→ WHAT THE TASK REQUIRES:
Copy every line from the data below in which the string "freezers" can be found.

→ DATA PROVIDED:

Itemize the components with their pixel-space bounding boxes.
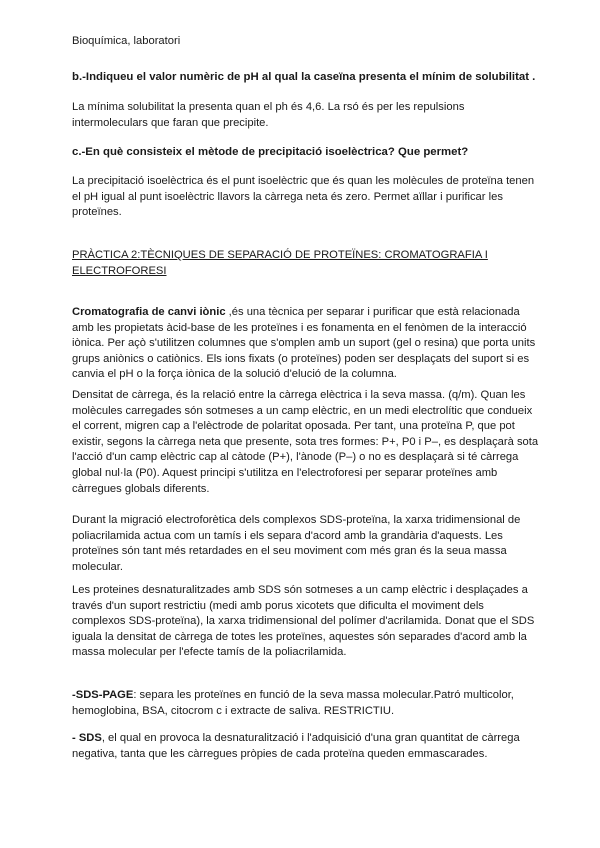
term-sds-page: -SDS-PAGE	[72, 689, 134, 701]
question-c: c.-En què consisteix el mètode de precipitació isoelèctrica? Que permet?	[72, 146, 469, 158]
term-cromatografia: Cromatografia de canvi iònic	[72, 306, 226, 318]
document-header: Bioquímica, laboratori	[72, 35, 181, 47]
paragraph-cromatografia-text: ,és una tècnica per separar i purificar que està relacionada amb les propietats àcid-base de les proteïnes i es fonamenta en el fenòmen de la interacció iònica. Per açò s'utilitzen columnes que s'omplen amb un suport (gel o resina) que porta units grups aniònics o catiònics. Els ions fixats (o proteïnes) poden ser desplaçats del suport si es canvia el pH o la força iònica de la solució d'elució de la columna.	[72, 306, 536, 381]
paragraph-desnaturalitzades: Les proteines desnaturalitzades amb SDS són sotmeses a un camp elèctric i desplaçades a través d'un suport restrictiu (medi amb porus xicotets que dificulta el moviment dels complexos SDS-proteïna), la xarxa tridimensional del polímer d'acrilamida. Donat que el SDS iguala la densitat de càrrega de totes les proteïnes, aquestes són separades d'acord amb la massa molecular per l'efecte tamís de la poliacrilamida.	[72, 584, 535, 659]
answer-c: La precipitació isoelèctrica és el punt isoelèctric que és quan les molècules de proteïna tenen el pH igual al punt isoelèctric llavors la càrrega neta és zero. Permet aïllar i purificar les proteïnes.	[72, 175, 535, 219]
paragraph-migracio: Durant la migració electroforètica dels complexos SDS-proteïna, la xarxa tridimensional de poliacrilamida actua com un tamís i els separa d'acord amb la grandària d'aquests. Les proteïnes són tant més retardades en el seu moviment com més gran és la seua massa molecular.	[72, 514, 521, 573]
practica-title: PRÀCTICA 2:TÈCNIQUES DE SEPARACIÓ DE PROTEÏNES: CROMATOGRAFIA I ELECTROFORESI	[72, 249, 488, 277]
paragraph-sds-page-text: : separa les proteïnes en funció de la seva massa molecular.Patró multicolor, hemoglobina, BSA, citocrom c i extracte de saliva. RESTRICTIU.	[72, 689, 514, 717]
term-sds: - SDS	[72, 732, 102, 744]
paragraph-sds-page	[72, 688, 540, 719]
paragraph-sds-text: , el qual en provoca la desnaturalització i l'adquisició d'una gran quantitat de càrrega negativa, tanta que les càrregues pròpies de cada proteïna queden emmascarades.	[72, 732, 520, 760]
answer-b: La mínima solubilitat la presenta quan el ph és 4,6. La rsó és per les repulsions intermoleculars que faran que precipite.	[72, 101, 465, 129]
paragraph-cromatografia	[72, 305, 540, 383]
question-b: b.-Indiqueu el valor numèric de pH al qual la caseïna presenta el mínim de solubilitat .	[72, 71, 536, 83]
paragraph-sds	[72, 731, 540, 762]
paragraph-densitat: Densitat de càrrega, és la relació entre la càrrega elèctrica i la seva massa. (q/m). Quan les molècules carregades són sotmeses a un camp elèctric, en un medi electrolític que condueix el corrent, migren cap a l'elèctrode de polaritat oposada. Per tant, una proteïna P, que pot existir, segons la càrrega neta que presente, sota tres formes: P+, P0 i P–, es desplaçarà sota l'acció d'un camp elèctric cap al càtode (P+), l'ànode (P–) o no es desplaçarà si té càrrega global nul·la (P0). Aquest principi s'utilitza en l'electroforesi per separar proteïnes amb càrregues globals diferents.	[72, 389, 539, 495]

==

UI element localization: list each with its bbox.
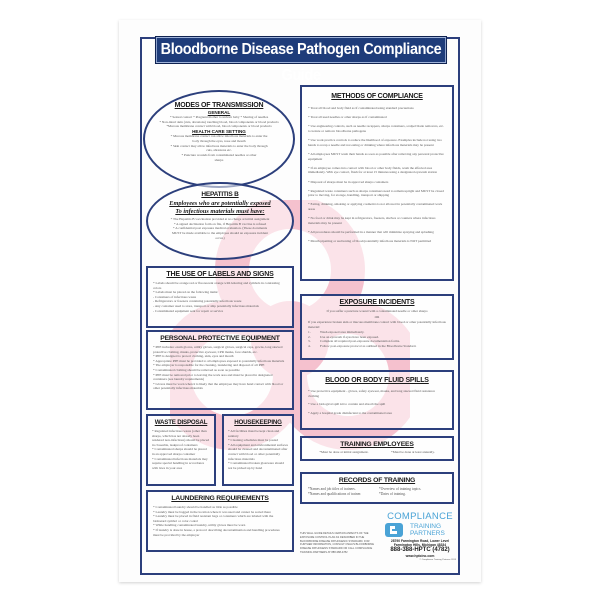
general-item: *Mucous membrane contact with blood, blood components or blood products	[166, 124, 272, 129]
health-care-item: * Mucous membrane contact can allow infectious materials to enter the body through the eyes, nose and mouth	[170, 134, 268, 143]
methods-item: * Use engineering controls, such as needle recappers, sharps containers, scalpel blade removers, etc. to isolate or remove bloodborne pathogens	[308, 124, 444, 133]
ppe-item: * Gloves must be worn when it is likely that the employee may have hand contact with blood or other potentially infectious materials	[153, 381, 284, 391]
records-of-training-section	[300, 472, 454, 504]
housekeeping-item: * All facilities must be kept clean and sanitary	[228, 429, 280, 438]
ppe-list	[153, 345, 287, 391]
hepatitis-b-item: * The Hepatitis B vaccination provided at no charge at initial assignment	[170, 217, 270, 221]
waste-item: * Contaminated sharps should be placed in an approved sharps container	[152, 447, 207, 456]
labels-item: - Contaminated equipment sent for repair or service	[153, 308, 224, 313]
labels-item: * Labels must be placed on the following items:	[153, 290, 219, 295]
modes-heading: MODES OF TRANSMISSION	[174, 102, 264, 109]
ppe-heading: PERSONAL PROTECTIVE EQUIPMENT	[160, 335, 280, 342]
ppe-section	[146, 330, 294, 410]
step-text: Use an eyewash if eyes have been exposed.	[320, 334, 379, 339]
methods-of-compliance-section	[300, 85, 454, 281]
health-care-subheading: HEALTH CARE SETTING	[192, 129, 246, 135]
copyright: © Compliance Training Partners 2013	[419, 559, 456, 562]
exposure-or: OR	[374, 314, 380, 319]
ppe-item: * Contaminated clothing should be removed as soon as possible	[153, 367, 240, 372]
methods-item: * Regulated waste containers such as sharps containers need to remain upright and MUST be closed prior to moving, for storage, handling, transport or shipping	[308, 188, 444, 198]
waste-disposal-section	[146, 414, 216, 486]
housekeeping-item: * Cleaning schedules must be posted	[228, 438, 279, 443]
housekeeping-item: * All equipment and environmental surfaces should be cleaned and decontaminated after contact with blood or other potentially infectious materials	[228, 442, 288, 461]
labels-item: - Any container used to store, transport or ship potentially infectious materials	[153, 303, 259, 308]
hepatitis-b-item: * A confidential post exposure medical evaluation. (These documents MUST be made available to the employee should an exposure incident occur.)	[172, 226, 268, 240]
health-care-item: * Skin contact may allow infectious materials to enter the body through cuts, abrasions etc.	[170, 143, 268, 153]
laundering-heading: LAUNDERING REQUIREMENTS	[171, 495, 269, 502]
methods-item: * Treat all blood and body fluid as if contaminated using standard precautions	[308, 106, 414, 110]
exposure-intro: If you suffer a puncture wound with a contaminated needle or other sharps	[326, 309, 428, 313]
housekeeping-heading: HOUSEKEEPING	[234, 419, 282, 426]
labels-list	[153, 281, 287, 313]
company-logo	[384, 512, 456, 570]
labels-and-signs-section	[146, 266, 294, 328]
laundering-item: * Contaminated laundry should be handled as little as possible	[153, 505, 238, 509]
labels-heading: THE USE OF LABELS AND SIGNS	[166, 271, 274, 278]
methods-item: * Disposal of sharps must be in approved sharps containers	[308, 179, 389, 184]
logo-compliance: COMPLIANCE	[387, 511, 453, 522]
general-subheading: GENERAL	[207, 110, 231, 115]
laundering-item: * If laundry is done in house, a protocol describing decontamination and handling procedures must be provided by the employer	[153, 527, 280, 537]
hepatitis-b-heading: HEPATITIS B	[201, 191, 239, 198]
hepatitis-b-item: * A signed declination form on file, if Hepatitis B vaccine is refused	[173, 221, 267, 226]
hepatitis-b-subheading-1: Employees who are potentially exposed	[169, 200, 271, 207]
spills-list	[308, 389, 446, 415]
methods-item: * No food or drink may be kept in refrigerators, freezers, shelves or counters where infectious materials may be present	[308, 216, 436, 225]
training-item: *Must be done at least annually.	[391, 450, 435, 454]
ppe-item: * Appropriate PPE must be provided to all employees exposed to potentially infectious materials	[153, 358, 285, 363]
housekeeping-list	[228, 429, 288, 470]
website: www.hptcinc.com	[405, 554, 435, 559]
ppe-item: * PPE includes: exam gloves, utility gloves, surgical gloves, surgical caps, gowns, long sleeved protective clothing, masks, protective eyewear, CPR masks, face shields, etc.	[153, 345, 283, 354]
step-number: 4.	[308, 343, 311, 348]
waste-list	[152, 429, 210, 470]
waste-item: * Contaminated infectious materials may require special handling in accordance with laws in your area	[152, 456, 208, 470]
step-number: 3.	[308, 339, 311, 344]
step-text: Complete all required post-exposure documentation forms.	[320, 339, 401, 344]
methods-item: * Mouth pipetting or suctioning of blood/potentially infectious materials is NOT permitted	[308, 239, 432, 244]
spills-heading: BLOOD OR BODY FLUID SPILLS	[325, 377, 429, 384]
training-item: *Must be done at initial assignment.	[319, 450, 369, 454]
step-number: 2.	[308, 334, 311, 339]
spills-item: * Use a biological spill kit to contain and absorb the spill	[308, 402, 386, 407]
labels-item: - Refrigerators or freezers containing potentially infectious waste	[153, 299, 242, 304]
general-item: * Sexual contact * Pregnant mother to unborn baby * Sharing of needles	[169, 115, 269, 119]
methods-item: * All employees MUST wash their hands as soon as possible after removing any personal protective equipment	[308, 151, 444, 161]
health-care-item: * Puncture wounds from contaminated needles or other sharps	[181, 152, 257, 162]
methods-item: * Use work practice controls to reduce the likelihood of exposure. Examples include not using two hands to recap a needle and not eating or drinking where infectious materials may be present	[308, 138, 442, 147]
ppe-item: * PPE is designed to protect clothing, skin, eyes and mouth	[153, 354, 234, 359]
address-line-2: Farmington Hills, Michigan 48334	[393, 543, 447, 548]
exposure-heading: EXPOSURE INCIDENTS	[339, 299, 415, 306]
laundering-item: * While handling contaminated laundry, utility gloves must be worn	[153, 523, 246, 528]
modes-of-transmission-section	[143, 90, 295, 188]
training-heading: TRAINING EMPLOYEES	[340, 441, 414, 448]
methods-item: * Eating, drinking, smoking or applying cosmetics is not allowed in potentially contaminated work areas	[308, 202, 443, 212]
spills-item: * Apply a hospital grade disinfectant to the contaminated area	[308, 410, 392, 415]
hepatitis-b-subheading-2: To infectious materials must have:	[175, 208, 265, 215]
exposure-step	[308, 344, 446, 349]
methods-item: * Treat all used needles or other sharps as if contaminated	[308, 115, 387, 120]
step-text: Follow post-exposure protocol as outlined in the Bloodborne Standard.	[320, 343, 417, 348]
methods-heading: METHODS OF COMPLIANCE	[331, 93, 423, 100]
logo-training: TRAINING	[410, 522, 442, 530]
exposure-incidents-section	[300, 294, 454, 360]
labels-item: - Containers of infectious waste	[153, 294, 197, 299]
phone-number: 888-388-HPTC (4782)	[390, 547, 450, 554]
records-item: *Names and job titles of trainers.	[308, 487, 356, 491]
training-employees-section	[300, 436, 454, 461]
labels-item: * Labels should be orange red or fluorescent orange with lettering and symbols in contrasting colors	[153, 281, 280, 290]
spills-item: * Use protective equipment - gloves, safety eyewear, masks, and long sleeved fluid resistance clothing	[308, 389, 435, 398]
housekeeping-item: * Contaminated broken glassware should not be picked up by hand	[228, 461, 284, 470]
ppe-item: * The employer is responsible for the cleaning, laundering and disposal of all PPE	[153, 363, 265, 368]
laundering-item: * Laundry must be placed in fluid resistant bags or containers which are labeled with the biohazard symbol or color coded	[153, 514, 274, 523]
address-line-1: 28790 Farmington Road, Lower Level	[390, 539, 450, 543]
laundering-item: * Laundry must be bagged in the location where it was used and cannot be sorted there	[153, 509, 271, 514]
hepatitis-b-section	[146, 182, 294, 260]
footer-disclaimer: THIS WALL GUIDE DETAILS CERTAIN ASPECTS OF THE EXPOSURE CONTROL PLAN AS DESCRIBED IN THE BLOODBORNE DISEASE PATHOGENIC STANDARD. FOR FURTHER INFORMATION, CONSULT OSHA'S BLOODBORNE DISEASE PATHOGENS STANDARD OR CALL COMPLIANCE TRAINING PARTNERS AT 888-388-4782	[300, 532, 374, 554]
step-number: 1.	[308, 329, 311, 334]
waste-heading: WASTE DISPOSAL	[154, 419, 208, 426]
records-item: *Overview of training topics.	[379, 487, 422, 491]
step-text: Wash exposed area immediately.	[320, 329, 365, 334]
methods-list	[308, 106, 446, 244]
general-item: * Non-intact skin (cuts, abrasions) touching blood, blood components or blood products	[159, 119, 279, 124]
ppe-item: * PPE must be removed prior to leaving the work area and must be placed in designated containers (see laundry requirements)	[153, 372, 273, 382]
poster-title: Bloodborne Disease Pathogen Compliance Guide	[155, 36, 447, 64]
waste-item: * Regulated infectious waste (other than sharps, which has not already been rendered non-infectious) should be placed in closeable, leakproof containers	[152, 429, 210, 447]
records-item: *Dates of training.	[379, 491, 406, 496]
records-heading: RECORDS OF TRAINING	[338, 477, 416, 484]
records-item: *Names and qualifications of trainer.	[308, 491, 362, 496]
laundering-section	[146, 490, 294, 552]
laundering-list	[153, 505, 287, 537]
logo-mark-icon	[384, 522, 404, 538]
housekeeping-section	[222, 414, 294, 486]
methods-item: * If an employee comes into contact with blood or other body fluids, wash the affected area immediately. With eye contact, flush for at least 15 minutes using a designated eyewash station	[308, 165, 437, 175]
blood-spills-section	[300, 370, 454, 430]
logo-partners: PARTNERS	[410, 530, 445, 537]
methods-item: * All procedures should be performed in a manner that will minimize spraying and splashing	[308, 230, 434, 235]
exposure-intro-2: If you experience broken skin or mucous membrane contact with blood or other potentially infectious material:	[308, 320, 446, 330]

→ TASK ANSWER:
methods-item: * No food or drink may be kept in refrigerators, freezers, shelves or counters where infectious materials may be present	[308, 216, 436, 225]
labels-item: - Refrigerators or freezers containing potentially infectious waste	[153, 299, 242, 304]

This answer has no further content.